- Given request: Gather all lines from the material that contain the word "Anomaly".

- Listed entries:
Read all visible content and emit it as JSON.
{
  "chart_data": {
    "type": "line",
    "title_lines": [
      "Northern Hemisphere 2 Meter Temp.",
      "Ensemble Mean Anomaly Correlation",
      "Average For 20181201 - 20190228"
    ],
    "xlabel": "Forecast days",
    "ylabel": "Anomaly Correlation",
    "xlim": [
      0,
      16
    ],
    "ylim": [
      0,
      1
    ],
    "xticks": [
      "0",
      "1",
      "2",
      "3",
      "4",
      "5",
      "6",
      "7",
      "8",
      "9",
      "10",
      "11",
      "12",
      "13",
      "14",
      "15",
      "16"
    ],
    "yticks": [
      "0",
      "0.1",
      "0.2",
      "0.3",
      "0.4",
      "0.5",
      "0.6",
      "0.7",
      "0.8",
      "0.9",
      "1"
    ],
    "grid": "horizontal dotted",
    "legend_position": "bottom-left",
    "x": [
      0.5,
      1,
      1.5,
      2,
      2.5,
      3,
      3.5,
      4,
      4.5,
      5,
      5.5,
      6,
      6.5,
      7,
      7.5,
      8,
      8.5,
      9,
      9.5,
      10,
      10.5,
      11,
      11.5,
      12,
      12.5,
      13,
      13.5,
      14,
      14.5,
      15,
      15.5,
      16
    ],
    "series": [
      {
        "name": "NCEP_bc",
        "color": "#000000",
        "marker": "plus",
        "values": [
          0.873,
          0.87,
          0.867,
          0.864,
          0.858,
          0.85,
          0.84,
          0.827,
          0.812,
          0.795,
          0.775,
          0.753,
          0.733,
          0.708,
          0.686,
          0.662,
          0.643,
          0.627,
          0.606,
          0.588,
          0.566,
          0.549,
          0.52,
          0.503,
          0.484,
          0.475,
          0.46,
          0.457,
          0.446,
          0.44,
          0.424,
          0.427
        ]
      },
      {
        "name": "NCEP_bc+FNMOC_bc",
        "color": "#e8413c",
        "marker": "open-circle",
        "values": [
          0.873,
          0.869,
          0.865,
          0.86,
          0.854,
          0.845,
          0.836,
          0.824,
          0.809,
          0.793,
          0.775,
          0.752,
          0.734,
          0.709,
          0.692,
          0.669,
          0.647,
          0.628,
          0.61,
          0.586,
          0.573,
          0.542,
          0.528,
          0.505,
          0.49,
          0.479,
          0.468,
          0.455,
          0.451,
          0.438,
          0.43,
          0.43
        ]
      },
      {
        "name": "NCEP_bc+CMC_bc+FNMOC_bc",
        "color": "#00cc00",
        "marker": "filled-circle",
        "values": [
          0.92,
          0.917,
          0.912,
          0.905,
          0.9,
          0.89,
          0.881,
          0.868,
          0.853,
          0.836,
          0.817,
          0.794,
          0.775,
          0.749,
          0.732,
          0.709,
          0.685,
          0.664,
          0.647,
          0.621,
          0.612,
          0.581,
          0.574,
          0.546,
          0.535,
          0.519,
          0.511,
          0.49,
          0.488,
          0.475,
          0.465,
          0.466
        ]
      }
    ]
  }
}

- Response to this task:
      "Ensemble Mean Anomaly Correlation",
    "ylabel": "Anomaly Correlation",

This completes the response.